--- START Entries ---

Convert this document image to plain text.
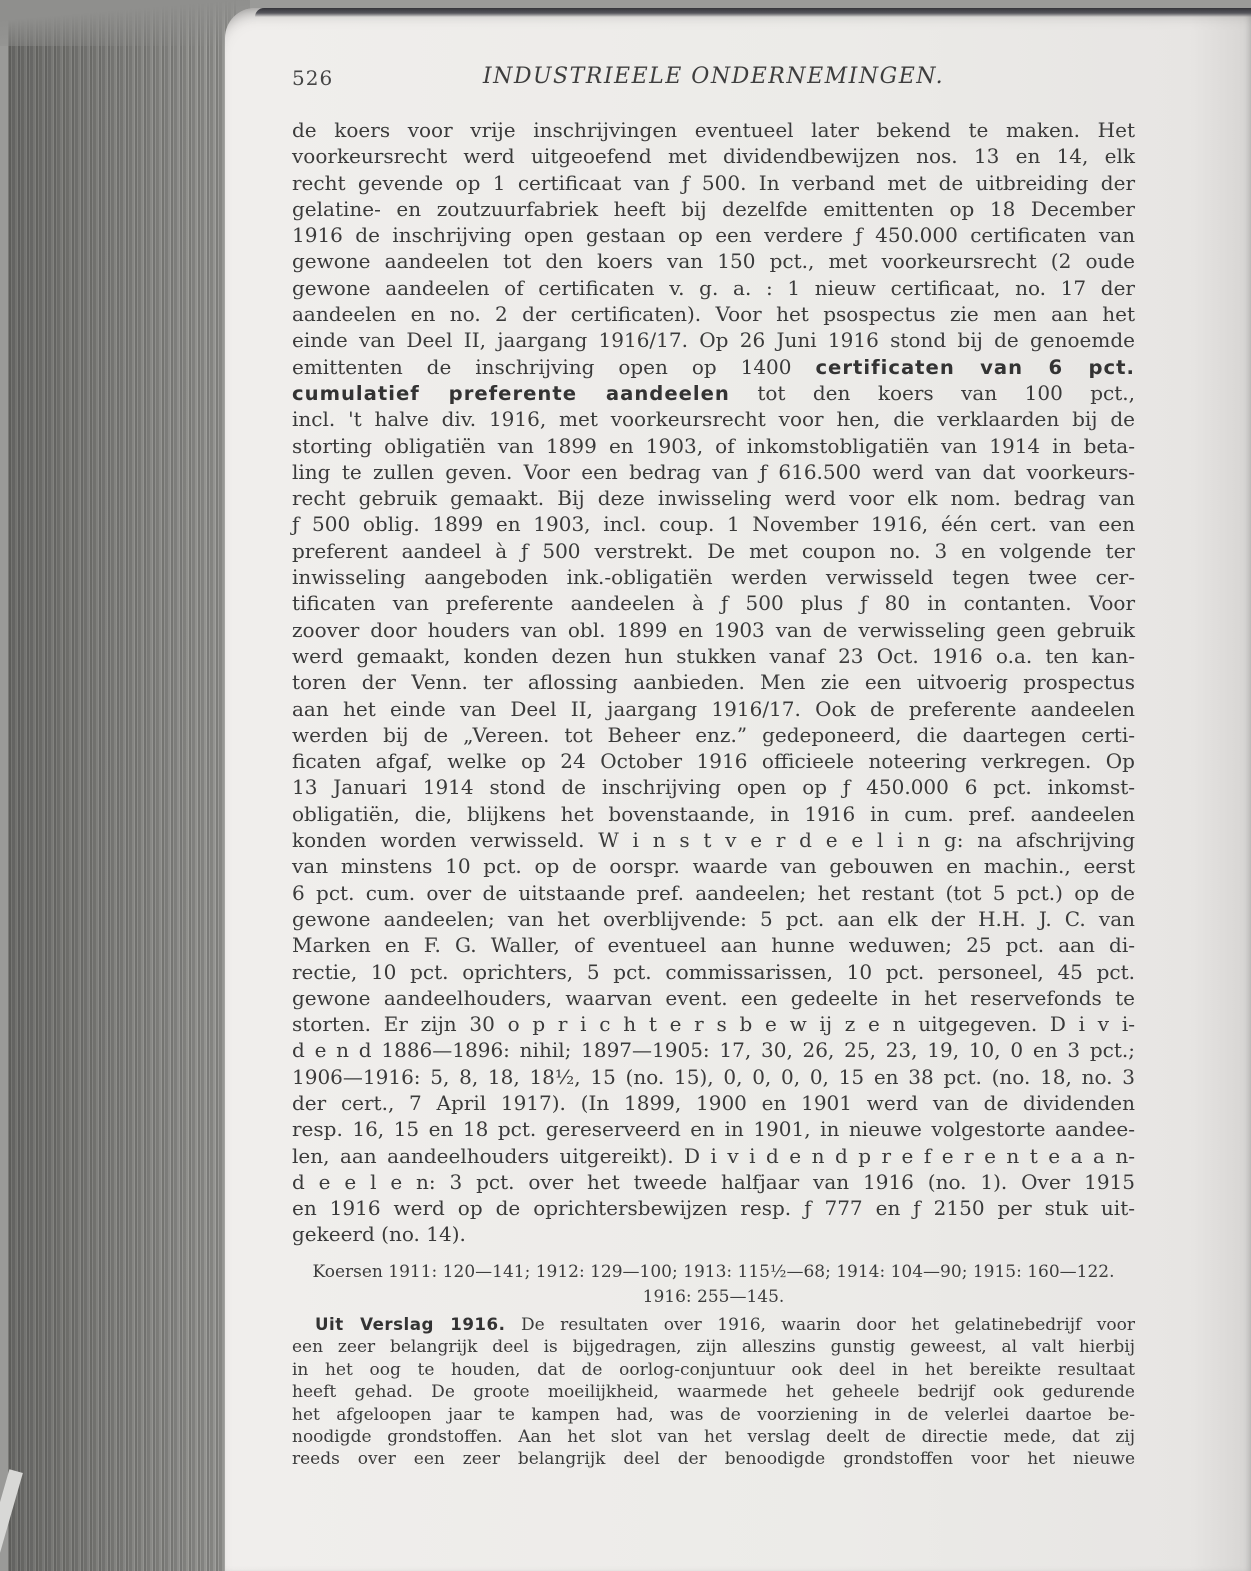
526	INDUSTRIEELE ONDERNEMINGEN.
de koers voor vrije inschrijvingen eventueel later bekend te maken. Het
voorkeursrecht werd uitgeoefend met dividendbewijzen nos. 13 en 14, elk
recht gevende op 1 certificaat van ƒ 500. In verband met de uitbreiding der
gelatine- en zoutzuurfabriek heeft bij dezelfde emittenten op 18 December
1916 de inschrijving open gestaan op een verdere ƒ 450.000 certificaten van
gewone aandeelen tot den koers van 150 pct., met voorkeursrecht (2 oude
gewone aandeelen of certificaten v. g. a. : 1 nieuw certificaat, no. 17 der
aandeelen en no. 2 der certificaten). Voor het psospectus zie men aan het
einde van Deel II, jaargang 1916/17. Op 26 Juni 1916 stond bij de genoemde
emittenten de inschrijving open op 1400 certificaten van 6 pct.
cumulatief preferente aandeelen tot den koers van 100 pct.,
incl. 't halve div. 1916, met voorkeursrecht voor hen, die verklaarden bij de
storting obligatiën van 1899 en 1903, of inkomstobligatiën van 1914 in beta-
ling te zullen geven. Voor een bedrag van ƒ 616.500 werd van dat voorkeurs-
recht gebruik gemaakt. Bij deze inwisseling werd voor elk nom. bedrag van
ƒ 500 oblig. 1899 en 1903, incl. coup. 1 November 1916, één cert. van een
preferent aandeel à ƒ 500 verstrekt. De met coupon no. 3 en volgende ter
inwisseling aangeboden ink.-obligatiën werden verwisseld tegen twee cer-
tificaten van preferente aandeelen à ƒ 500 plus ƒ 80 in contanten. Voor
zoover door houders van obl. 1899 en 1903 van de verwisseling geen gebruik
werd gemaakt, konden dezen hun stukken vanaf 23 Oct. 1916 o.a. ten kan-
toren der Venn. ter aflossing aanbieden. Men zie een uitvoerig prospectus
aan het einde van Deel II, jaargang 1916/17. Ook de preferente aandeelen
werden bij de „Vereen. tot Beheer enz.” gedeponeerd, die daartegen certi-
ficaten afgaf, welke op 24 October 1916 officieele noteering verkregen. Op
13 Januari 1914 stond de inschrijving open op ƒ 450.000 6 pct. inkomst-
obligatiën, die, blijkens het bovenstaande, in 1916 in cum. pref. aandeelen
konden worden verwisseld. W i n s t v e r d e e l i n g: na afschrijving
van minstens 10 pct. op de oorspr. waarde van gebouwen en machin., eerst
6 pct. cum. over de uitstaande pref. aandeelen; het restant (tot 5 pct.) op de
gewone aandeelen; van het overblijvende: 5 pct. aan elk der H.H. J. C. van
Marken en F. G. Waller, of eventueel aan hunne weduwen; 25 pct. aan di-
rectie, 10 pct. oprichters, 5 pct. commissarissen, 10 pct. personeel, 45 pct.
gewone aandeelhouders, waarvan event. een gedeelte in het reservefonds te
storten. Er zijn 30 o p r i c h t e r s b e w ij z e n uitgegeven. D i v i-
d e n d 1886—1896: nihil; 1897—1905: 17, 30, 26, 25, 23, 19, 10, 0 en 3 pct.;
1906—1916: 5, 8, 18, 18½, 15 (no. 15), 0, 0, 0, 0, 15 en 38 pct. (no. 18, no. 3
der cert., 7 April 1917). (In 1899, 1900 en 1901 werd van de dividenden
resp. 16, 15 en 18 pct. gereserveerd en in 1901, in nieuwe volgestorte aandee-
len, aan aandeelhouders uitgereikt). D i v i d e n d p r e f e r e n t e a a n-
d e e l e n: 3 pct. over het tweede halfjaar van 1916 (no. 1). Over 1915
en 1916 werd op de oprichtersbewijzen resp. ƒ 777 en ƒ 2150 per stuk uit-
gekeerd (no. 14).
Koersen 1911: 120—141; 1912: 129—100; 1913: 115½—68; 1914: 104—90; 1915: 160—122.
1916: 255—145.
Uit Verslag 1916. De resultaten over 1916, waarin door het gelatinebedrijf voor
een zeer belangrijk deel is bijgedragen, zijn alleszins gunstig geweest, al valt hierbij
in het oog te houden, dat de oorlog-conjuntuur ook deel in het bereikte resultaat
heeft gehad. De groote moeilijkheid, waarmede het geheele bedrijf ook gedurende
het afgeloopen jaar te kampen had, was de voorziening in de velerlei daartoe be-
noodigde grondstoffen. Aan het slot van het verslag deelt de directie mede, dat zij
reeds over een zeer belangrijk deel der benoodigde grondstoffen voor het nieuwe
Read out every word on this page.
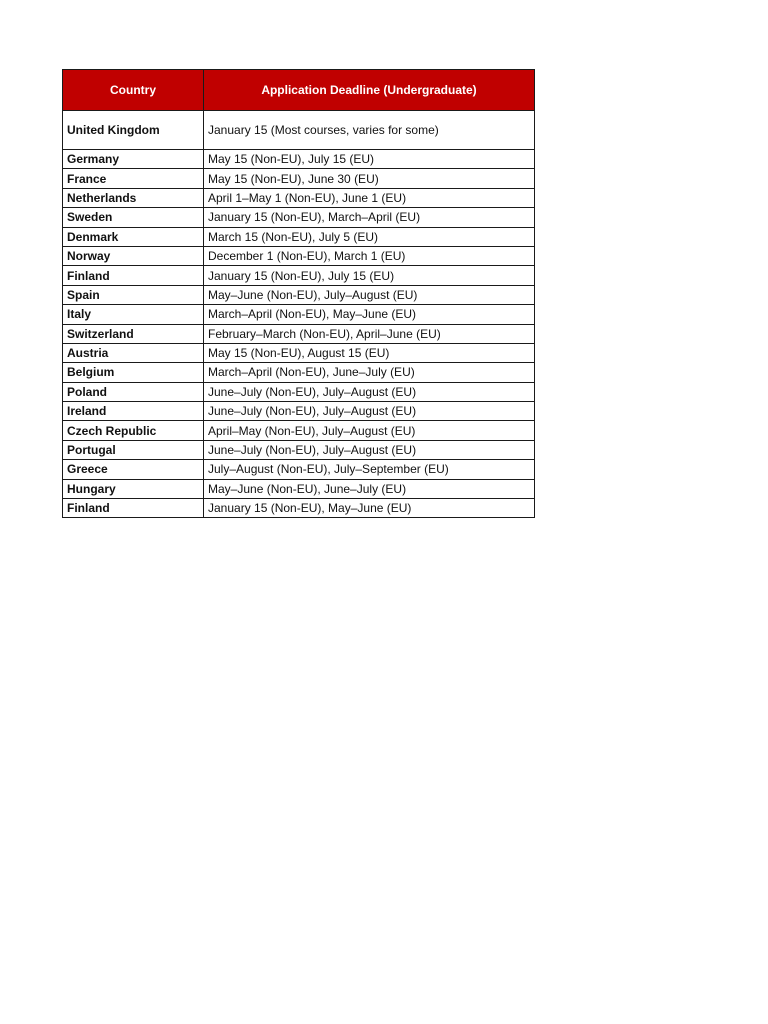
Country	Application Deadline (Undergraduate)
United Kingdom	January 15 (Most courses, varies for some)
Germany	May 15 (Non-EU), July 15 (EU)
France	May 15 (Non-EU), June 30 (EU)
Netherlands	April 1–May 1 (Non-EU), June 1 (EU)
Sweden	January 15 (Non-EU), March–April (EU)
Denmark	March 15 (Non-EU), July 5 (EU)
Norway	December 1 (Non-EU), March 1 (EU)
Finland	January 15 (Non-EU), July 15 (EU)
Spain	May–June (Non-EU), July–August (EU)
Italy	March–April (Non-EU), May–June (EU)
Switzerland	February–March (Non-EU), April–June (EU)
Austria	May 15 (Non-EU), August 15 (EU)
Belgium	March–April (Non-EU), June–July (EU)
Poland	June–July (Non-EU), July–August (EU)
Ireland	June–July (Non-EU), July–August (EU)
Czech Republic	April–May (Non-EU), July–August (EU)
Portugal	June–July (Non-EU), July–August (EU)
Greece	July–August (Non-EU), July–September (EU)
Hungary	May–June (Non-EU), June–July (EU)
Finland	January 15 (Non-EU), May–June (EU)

--- END Entries ---

- **Given task**:
Reproduce the records verbatim, omitting all images they contain.

- **Response to this task**:
Convert this document image to plain text.
526	INDUSTRIEELE ONDERNEMINGEN.
de koers voor vrije inschrijvingen eventueel later bekend te maken. Het
voorkeursrecht werd uitgeoefend met dividendbewijzen nos. 13 en 14, elk
recht gevende op 1 certificaat van ƒ 500. In verband met de uitbreiding der
gelatine- en zoutzuurfabriek heeft bij dezelfde emittenten op 18 December
1916 de inschrijving open gestaan op een verdere ƒ 450.000 certificaten van
gewone aandeelen tot den koers van 150 pct., met voorkeursrecht (2 oude
gewone aandeelen of certificaten v. g. a. : 1 nieuw certificaat, no. 17 der
aandeelen en no. 2 der certificaten). Voor het psospectus zie men aan het
einde van Deel II, jaargang 1916/17. Op 26 Juni 1916 stond bij de genoemde
emittenten de inschrijving open op 1400 certificaten van 6 pct.
cumulatief preferente aandeelen tot den koers van 100 pct.,
incl. 't halve div. 1916, met voorkeursrecht voor hen, die verklaarden bij de
storting obligatiën van 1899 en 1903, of inkomstobligatiën van 1914 in beta-
ling te zullen geven. Voor een bedrag van ƒ 616.500 werd van dat voorkeurs-
recht gebruik gemaakt. Bij deze inwisseling werd voor elk nom. bedrag van
ƒ 500 oblig. 1899 en 1903, incl. coup. 1 November 1916, één cert. van een
preferent aandeel à ƒ 500 verstrekt. De met coupon no. 3 en volgende ter
inwisseling aangeboden ink.-obligatiën werden verwisseld tegen twee cer-
tificaten van preferente aandeelen à ƒ 500 plus ƒ 80 in contanten. Voor
zoover door houders van obl. 1899 en 1903 van de verwisseling geen gebruik
werd gemaakt, konden dezen hun stukken vanaf 23 Oct. 1916 o.a. ten kan-
toren der Venn. ter aflossing aanbieden. Men zie een uitvoerig prospectus
aan het einde van Deel II, jaargang 1916/17. Ook de preferente aandeelen
werden bij de „Vereen. tot Beheer enz.” gedeponeerd, die daartegen certi-
ficaten afgaf, welke op 24 October 1916 officieele noteering verkregen. Op
13 Januari 1914 stond de inschrijving open op ƒ 450.000 6 pct. inkomst-
obligatiën, die, blijkens het bovenstaande, in 1916 in cum. pref. aandeelen
konden worden verwisseld. W i n s t v e r d e e l i n g: na afschrijving
van minstens 10 pct. op de oorspr. waarde van gebouwen en machin., eerst
6 pct. cum. over de uitstaande pref. aandeelen; het restant (tot 5 pct.) op de
gewone aandeelen; van het overblijvende: 5 pct. aan elk der H.H. J. C. van
Marken en F. G. Waller, of eventueel aan hunne weduwen; 25 pct. aan di-
rectie, 10 pct. oprichters, 5 pct. commissarissen, 10 pct. personeel, 45 pct.
gewone aandeelhouders, waarvan event. een gedeelte in het reservefonds te
storten. Er zijn 30 o p r i c h t e r s b e w ij z e n uitgegeven. D i v i-
d e n d 1886—1896: nihil; 1897—1905: 17, 30, 26, 25, 23, 19, 10, 0 en 3 pct.;
1906—1916: 5, 8, 18, 18½, 15 (no. 15), 0, 0, 0, 0, 15 en 38 pct. (no. 18, no. 3
der cert., 7 April 1917). (In 1899, 1900 en 1901 werd van de dividenden
resp. 16, 15 en 18 pct. gereserveerd en in 1901, in nieuwe volgestorte aandee-
len, aan aandeelhouders uitgereikt). D i v i d e n d p r e f e r e n t e a a n-
d e e l e n: 3 pct. over het tweede halfjaar van 1916 (no. 1). Over 1915
en 1916 werd op de oprichtersbewijzen resp. ƒ 777 en ƒ 2150 per stuk uit-
gekeerd (no. 14).
Koersen 1911: 120—141; 1912: 129—100; 1913: 115½—68; 1914: 104—90; 1915: 160—122.
1916: 255—145.
Uit Verslag 1916. De resultaten over 1916, waarin door het gelatinebedrijf voor
een zeer belangrijk deel is bijgedragen, zijn alleszins gunstig geweest, al valt hierbij
in het oog te houden, dat de oorlog-conjuntuur ook deel in het bereikte resultaat
heeft gehad. De groote moeilijkheid, waarmede het geheele bedrijf ook gedurende
het afgeloopen jaar te kampen had, was de voorziening in de velerlei daartoe be-
noodigde grondstoffen. Aan het slot van het verslag deelt de directie mede, dat zij
reeds over een zeer belangrijk deel der benoodigde grondstoffen voor het nieuwe
Read out every word on this page.
Country	Application Deadline (Undergraduate)
United Kingdom	January 15 (Most courses, varies for some)
Germany	May 15 (Non-EU), July 15 (EU)
France	May 15 (Non-EU), June 30 (EU)
Netherlands	April 1–May 1 (Non-EU), June 1 (EU)
Sweden	January 15 (Non-EU), March–April (EU)
Denmark	March 15 (Non-EU), July 5 (EU)
Norway	December 1 (Non-EU), March 1 (EU)
Finland	January 15 (Non-EU), July 15 (EU)
Spain	May–June (Non-EU), July–August (EU)
Italy	March–April (Non-EU), May–June (EU)
Switzerland	February–March (Non-EU), April–June (EU)
Austria	May 15 (Non-EU), August 15 (EU)
Belgium	March–April (Non-EU), June–July (EU)
Poland	June–July (Non-EU), July–August (EU)
Ireland	June–July (Non-EU), July–August (EU)
Czech Republic	April–May (Non-EU), July–August (EU)
Portugal	June–July (Non-EU), July–August (EU)
Greece	July–August (Non-EU), July–September (EU)
Hungary	May–June (Non-EU), June–July (EU)
Finland	January 15 (Non-EU), May–June (EU)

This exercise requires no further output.